» **EXERCISE AIM**:
Repeat the rows from the line with "bar-value-label: 40: [598, 326, 613, 340]" to the line with "legend-label: CLUS_2: [703, 79, 749, 93]", swapping "legend-label" for "legend-text" and changing nothing else.

===== PROVIDED ENTRIES =====

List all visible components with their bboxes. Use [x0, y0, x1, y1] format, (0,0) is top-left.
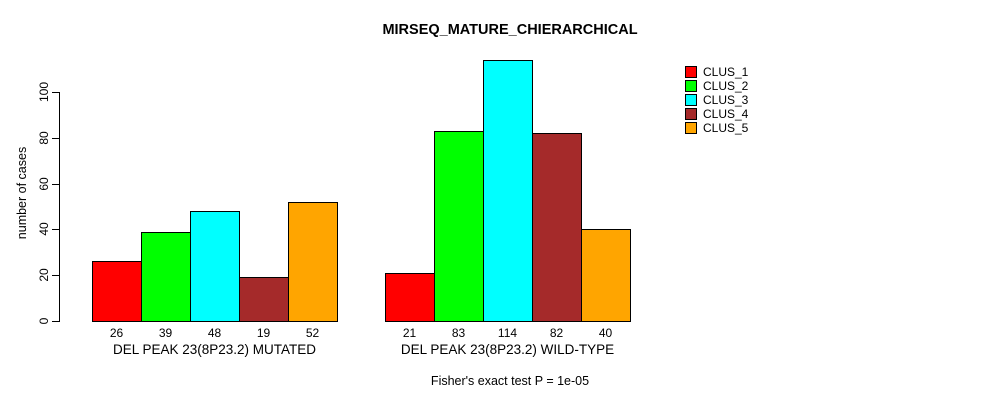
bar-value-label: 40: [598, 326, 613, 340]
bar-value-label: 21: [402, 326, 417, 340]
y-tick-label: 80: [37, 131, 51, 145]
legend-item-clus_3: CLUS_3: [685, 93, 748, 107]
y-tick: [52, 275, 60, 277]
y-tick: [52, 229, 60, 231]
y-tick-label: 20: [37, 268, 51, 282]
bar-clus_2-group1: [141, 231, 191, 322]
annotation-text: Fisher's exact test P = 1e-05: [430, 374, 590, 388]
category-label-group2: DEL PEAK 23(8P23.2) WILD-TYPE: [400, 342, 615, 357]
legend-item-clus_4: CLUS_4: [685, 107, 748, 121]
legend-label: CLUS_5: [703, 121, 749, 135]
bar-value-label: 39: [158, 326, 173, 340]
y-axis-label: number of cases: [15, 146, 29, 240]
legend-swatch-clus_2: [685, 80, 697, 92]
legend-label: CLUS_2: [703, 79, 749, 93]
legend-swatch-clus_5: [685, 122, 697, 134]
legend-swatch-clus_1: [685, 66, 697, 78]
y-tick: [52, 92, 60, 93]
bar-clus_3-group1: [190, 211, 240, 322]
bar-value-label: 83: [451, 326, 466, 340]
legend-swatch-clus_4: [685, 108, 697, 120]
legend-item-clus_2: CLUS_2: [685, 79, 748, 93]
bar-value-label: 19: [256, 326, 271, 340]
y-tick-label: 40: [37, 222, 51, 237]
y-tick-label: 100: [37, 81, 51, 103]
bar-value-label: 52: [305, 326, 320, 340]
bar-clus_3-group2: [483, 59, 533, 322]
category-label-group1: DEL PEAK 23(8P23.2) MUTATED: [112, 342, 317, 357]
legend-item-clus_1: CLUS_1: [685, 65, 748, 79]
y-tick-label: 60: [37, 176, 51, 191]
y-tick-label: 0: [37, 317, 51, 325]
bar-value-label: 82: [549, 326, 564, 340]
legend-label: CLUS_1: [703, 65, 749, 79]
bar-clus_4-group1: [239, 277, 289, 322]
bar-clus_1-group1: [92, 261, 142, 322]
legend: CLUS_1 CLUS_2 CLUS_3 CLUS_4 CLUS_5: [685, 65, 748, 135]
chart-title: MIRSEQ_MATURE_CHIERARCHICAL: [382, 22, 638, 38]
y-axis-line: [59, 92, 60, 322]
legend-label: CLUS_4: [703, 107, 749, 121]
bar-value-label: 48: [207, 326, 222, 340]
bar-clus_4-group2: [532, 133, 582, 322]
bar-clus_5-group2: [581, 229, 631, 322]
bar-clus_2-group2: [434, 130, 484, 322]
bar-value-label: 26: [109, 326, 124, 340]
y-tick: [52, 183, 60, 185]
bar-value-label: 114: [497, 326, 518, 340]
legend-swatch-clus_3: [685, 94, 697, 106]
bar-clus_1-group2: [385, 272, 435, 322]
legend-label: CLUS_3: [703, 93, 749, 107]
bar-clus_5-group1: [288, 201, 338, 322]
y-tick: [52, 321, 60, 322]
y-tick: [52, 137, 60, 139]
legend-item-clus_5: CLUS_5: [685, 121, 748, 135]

=====

» **SOLUTION FOR THIS EXERCISE**:
bar-value-label: 40: [598, 326, 613, 340]
bar-value-label: 21: [402, 326, 417, 340]
y-tick-label: 80: [37, 131, 51, 145]
legend-item-clus_3: CLUS_3: [685, 93, 748, 107]
y-tick: [52, 275, 60, 277]
y-tick: [52, 229, 60, 231]
y-tick-label: 20: [37, 268, 51, 282]
bar-clus_2-group1: [141, 231, 191, 322]
annotation-text: Fisher's exact test P = 1e-05: [430, 374, 590, 388]
category-label-group2: DEL PEAK 23(8P23.2) WILD-TYPE: [400, 342, 615, 357]
legend-item-clus_4: CLUS_4: [685, 107, 748, 121]
legend-text: CLUS_5: [703, 121, 749, 135]
bar-value-label: 39: [158, 326, 173, 340]
y-axis-label: number of cases: [15, 146, 29, 240]
legend-swatch-clus_2: [685, 80, 697, 92]
legend-text: CLUS_2: [703, 79, 749, 93]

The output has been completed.